>> begin

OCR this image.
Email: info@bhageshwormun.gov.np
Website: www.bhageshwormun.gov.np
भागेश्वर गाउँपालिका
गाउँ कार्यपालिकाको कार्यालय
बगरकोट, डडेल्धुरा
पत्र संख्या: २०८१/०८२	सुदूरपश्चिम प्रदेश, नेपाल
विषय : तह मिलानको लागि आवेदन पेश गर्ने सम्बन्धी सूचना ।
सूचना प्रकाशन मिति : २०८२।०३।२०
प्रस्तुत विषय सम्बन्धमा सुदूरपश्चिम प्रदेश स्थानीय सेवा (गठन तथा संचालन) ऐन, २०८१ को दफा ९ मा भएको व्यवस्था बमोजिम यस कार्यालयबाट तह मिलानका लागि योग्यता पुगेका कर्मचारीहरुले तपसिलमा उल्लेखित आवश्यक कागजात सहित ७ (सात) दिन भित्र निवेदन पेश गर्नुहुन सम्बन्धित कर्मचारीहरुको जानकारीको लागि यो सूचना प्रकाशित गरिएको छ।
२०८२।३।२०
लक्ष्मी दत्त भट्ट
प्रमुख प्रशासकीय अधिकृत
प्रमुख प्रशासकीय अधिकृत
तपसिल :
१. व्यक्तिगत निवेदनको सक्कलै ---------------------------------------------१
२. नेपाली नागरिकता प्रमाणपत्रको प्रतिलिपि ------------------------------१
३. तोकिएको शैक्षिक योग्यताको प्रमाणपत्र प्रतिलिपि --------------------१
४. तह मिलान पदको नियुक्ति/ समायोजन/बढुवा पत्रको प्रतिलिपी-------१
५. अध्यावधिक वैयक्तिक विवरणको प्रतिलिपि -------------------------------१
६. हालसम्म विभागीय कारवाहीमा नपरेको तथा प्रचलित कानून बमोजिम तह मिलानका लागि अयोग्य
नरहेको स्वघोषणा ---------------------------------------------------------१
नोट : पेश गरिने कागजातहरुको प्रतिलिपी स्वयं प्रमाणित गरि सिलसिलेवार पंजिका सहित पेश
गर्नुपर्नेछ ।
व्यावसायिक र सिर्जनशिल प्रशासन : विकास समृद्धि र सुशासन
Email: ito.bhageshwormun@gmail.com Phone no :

>> end

**WRITTEN PROBLEM:**
Look through the material above. Copy each line where the word "Email" appears.

**WRITTEN SOLUTION:**
Email: info@bhageshwormun.gov.np
Email: ito.bhageshwormun@gmail.com Phone no :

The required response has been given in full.